__EXERCISE PROMPT__. State the number of lines below in which the word "this" appears. Nothing else belongs in the answer.

__RAW RECORDS__.
####################

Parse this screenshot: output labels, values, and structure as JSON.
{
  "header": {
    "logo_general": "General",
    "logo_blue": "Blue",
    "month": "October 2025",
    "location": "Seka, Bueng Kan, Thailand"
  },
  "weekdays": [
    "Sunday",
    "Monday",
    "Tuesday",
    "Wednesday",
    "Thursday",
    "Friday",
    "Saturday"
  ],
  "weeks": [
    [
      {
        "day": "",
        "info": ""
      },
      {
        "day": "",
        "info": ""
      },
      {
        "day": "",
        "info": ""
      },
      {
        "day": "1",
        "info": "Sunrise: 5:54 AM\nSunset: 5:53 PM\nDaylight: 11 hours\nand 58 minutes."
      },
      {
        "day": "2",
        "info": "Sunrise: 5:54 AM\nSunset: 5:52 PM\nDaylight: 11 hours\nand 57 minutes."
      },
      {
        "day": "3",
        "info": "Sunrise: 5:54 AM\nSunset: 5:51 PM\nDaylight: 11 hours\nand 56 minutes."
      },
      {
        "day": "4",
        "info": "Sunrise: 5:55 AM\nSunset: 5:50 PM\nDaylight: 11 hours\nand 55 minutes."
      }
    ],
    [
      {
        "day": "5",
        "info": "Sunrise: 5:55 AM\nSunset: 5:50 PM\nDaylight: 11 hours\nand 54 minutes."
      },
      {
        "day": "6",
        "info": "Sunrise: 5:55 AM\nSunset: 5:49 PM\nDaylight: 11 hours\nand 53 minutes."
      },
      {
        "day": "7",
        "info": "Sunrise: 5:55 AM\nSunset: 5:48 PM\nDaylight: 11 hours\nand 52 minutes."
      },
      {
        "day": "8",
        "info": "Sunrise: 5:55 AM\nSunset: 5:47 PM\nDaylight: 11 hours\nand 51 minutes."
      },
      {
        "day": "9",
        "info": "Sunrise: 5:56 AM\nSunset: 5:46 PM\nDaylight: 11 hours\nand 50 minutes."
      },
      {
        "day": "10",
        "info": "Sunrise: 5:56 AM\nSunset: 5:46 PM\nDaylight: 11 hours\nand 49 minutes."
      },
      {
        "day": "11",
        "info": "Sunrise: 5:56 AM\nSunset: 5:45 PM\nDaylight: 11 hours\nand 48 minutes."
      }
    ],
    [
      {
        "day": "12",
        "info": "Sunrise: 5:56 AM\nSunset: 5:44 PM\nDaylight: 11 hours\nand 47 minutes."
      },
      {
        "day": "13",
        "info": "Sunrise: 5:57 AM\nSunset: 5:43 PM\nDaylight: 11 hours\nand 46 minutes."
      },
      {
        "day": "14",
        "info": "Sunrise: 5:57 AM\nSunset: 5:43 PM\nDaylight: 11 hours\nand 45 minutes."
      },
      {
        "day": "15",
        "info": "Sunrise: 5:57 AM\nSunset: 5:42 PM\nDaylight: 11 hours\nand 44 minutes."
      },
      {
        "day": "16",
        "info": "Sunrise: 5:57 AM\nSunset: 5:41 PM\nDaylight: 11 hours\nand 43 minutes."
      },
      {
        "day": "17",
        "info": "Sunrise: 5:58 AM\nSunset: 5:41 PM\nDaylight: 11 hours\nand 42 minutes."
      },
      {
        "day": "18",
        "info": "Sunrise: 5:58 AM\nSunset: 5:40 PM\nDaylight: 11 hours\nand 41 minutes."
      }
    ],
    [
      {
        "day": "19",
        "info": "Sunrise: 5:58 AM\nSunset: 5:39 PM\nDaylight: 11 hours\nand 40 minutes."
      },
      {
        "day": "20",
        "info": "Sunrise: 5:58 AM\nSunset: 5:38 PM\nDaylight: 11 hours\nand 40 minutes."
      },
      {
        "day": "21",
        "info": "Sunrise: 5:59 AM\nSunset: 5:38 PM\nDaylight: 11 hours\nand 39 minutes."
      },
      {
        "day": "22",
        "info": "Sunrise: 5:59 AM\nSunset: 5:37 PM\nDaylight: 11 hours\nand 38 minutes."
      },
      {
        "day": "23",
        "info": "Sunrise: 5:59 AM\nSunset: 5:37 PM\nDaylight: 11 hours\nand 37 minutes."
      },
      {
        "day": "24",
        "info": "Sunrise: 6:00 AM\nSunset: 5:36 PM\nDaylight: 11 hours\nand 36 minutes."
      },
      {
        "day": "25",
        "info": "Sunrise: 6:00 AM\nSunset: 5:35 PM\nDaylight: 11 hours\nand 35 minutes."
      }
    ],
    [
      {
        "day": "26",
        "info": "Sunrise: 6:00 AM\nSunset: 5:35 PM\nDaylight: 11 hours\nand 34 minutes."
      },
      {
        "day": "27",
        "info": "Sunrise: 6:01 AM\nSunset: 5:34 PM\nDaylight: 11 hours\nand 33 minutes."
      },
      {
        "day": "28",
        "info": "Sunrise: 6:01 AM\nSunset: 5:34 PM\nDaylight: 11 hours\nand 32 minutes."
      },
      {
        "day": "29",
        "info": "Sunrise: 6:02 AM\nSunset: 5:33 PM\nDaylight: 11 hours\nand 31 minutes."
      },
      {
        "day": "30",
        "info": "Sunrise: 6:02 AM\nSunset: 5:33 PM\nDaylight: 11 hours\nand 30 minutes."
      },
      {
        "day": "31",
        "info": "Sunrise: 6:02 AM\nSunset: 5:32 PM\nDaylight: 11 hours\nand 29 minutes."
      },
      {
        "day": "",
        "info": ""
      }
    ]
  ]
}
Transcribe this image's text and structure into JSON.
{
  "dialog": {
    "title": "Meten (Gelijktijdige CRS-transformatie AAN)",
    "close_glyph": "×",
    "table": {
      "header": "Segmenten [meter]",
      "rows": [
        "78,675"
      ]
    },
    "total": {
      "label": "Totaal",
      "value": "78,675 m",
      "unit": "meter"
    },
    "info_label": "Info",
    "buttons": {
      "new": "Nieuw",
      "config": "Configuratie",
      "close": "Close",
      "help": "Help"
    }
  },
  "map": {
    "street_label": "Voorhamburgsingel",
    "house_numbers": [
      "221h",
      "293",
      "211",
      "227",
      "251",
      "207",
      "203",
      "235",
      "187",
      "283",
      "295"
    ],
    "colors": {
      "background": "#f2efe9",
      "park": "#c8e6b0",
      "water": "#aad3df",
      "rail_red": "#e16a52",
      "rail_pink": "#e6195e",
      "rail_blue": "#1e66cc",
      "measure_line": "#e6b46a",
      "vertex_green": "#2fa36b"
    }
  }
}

####################

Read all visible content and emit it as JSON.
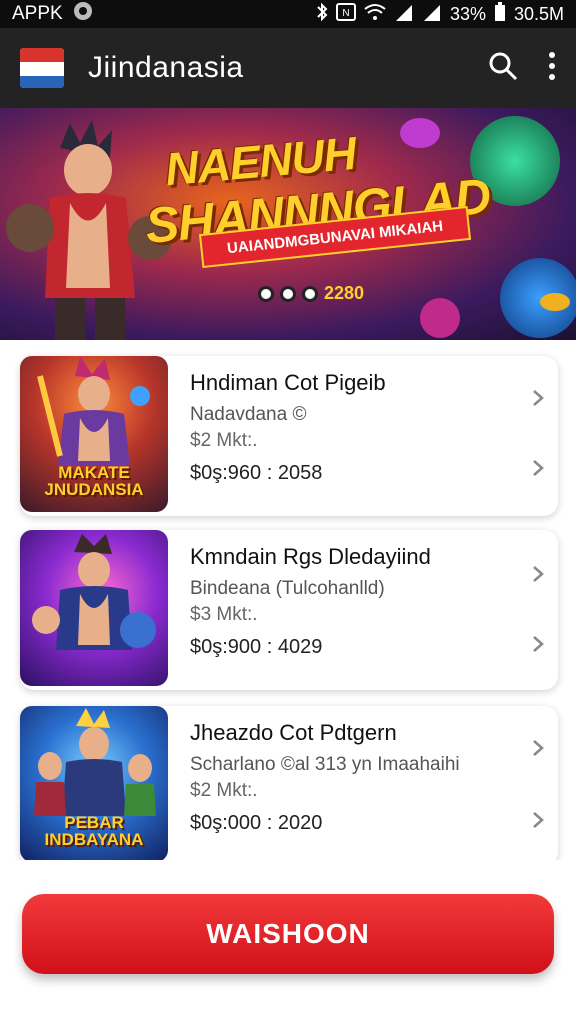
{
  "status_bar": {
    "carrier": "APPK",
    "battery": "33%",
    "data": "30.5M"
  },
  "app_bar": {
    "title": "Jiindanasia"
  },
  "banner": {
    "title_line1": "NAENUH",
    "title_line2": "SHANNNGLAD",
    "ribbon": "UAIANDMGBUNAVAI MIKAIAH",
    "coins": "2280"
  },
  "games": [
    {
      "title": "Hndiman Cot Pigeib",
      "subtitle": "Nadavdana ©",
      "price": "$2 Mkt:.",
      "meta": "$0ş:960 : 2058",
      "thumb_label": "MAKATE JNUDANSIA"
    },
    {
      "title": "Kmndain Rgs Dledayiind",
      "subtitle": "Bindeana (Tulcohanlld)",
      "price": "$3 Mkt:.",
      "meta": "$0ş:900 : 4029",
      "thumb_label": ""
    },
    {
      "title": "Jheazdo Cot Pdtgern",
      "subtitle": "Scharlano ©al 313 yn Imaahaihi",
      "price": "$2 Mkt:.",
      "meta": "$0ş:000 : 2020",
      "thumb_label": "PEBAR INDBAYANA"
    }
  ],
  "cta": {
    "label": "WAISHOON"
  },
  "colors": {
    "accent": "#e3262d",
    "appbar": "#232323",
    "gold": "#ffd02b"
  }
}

####################

__OUTPUT__. 2